_AIM:_ The listing below is to be output in its exact form.

━━━━━ DATASET EXCERPTS

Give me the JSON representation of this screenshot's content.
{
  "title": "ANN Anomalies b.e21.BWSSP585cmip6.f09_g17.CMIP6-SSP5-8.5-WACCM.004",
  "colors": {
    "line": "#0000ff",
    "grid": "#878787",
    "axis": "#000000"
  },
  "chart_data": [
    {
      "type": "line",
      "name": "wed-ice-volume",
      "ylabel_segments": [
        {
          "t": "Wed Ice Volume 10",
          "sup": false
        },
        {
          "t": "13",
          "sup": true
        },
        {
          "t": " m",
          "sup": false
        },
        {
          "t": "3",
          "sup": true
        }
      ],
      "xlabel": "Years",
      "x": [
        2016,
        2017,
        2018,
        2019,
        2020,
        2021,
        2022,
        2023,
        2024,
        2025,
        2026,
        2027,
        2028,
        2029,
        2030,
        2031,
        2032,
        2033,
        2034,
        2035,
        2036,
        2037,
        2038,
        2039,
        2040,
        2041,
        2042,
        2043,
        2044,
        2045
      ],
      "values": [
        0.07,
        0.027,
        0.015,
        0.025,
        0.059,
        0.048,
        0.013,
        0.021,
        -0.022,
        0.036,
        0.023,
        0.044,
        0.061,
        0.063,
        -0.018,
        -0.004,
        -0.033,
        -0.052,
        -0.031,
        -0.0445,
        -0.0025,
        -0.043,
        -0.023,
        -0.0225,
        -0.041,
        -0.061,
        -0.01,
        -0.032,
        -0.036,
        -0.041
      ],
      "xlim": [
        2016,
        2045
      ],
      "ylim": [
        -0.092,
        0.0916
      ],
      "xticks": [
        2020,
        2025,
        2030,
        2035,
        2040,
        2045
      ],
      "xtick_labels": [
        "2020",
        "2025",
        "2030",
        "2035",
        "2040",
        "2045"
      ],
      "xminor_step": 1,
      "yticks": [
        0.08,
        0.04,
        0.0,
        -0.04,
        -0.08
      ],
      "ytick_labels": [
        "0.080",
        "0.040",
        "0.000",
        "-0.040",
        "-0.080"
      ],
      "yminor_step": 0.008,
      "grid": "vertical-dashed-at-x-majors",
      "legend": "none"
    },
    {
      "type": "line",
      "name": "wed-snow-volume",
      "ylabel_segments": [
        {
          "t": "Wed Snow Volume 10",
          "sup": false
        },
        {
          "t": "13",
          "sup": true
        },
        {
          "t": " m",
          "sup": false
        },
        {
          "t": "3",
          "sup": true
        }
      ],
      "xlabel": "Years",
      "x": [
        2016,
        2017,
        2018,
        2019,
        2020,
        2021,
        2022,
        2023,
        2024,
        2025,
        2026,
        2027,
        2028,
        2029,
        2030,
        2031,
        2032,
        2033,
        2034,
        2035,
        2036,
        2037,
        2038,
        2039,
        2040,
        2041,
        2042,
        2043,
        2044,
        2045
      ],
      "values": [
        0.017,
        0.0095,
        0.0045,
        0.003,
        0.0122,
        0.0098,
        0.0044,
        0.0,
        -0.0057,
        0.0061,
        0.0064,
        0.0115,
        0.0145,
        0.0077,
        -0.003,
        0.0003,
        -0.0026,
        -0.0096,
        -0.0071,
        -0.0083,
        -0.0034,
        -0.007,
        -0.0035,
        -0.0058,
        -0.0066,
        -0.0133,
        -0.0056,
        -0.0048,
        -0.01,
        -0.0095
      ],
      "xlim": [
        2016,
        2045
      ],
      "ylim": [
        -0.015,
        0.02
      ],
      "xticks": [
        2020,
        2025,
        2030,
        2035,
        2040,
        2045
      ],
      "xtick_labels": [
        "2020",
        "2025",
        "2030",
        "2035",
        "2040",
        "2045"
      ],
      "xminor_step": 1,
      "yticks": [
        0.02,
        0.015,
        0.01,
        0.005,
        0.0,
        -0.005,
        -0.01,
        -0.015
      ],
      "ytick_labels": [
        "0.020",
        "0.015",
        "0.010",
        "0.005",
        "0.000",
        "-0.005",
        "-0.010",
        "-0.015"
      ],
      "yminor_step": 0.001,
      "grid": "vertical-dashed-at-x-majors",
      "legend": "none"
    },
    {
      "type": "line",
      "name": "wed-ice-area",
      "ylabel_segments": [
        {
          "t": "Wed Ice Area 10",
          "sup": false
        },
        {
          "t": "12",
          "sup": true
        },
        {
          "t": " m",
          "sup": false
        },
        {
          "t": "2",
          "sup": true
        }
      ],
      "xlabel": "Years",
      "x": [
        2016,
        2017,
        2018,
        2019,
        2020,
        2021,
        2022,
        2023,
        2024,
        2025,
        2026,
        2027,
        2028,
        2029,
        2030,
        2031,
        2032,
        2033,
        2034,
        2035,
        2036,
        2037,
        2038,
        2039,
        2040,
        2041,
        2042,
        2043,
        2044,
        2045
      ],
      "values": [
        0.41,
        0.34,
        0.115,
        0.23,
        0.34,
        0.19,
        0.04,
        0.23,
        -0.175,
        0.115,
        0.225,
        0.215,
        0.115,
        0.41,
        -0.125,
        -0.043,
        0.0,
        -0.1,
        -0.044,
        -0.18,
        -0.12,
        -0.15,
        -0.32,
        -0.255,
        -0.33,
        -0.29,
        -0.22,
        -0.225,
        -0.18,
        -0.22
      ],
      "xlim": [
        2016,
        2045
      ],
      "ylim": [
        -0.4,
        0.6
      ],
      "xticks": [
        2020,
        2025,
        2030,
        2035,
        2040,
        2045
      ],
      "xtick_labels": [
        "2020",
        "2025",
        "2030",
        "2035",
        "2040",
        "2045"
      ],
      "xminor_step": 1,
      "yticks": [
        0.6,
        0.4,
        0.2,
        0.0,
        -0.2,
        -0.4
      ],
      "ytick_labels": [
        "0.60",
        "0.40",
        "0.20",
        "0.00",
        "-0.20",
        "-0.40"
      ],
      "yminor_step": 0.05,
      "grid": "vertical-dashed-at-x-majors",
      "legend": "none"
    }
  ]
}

━━━━━━━━━━

_FINISHED ANSWER:_
Give me the JSON representation of this screenshot's content.
{
  "title": "ANN Anomalies b.e21.BWSSP585cmip6.f09_g17.CMIP6-SSP5-8.5-WACCM.004",
  "colors": {
    "line": "#0000ff",
    "grid": "#878787",
    "axis": "#000000"
  },
  "chart_data": [
    {
      "type": "line",
      "name": "wed-ice-volume",
      "ylabel_segments": [
        {
          "t": "Wed Ice Volume 10",
          "sup": false
        },
        {
          "t": "13",
          "sup": true
        },
        {
          "t": " m",
          "sup": false
        },
        {
          "t": "3",
          "sup": true
        }
      ],
      "xlabel": "Years",
      "x": [
        2016,
        2017,
        2018,
        2019,
        2020,
        2021,
        2022,
        2023,
        2024,
        2025,
        2026,
        2027,
        2028,
        2029,
        2030,
        2031,
        2032,
        2033,
        2034,
        2035,
        2036,
        2037,
        2038,
        2039,
        2040,
        2041,
        2042,
        2043,
        2044,
        2045
      ],
      "values": [
        0.07,
        0.027,
        0.015,
        0.025,
        0.059,
        0.048,
        0.013,
        0.021,
        -0.022,
        0.036,
        0.023,
        0.044,
        0.061,
        0.063,
        -0.018,
        -0.004,
        -0.033,
        -0.052,
        -0.031,
        -0.0445,
        -0.0025,
        -0.043,
        -0.023,
        -0.0225,
        -0.041,
        -0.061,
        -0.01,
        -0.032,
        -0.036,
        -0.041
      ],
      "xlim": [
        2016,
        2045
      ],
      "ylim": [
        -0.092,
        0.0916
      ],
      "xticks": [
        2020,
        2025,
        2030,
        2035,
        2040,
        2045
      ],
      "xtick_labels": [
        "2020",
        "2025",
        "2030",
        "2035",
        "2040",
        "2045"
      ],
      "xminor_step": 1,
      "yticks": [
        0.08,
        0.04,
        0.0,
        -0.04,
        -0.08
      ],
      "ytick_labels": [
        "0.080",
        "0.040",
        "0.000",
        "-0.040",
        "-0.080"
      ],
      "yminor_step": 0.008,
      "grid": "vertical-dashed-at-x-majors",
      "legend": "none"
    },
    {
      "type": "line",
      "name": "wed-snow-volume",
      "ylabel_segments": [
        {
          "t": "Wed Snow Volume 10",
          "sup": false
        },
        {
          "t": "13",
          "sup": true
        },
        {
          "t": " m",
          "sup": false
        },
        {
          "t": "3",
          "sup": true
        }
      ],
      "xlabel": "Years",
      "x": [
        2016,
        2017,
        2018,
        2019,
        2020,
        2021,
        2022,
        2023,
        2024,
        2025,
        2026,
        2027,
        2028,
        2029,
        2030,
        2031,
        2032,
        2033,
        2034,
        2035,
        2036,
        2037,
        2038,
        2039,
        2040,
        2041,
        2042,
        2043,
        2044,
        2045
      ],
      "values": [
        0.017,
        0.0095,
        0.0045,
        0.003,
        0.0122,
        0.0098,
        0.0044,
        0.0,
        -0.0057,
        0.0061,
        0.0064,
        0.0115,
        0.0145,
        0.0077,
        -0.003,
        0.0003,
        -0.0026,
        -0.0096,
        -0.0071,
        -0.0083,
        -0.0034,
        -0.007,
        -0.0035,
        -0.0058,
        -0.0066,
        -0.0133,
        -0.0056,
        -0.0048,
        -0.01,
        -0.0095
      ],
      "xlim": [
        2016,
        2045
      ],
      "ylim": [
        -0.015,
        0.02
      ],
      "xticks": [
        2020,
        2025,
        2030,
        2035,
        2040,
        2045
      ],
      "xtick_labels": [
        "2020",
        "2025",
        "2030",
        "2035",
        "2040",
        "2045"
      ],
      "xminor_step": 1,
      "yticks": [
        0.02,
        0.015,
        0.01,
        0.005,
        0.0,
        -0.005,
        -0.01,
        -0.015
      ],
      "ytick_labels": [
        "0.020",
        "0.015",
        "0.010",
        "0.005",
        "0.000",
        "-0.005",
        "-0.010",
        "-0.015"
      ],
      "yminor_step": 0.001,
      "grid": "vertical-dashed-at-x-majors",
      "legend": "none"
    },
    {
      "type": "line",
      "name": "wed-ice-area",
      "ylabel_segments": [
        {
          "t": "Wed Ice Area 10",
          "sup": false
        },
        {
          "t": "12",
          "sup": true
        },
        {
          "t": " m",
          "sup": false
        },
        {
          "t": "2",
          "sup": true
        }
      ],
      "xlabel": "Years",
      "x": [
        2016,
        2017,
        2018,
        2019,
        2020,
        2021,
        2022,
        2023,
        2024,
        2025,
        2026,
        2027,
        2028,
        2029,
        2030,
        2031,
        2032,
        2033,
        2034,
        2035,
        2036,
        2037,
        2038,
        2039,
        2040,
        2041,
        2042,
        2043,
        2044,
        2045
      ],
      "values": [
        0.41,
        0.34,
        0.115,
        0.23,
        0.34,
        0.19,
        0.04,
        0.23,
        -0.175,
        0.115,
        0.225,
        0.215,
        0.115,
        0.41,
        -0.125,
        -0.043,
        0.0,
        -0.1,
        -0.044,
        -0.18,
        -0.12,
        -0.15,
        -0.32,
        -0.255,
        -0.33,
        -0.29,
        -0.22,
        -0.225,
        -0.18,
        -0.22
      ],
      "xlim": [
        2016,
        2045
      ],
      "ylim": [
        -0.4,
        0.6
      ],
      "xticks": [
        2020,
        2025,
        2030,
        2035,
        2040,
        2045
      ],
      "xtick_labels": [
        "2020",
        "2025",
        "2030",
        "2035",
        "2040",
        "2045"
      ],
      "xminor_step": 1,
      "yticks": [
        0.6,
        0.4,
        0.2,
        0.0,
        -0.2,
        -0.4
      ],
      "ytick_labels": [
        "0.60",
        "0.40",
        "0.20",
        "0.00",
        "-0.20",
        "-0.40"
      ],
      "yminor_step": 0.05,
      "grid": "vertical-dashed-at-x-majors",
      "legend": "none"
    }
  ]
}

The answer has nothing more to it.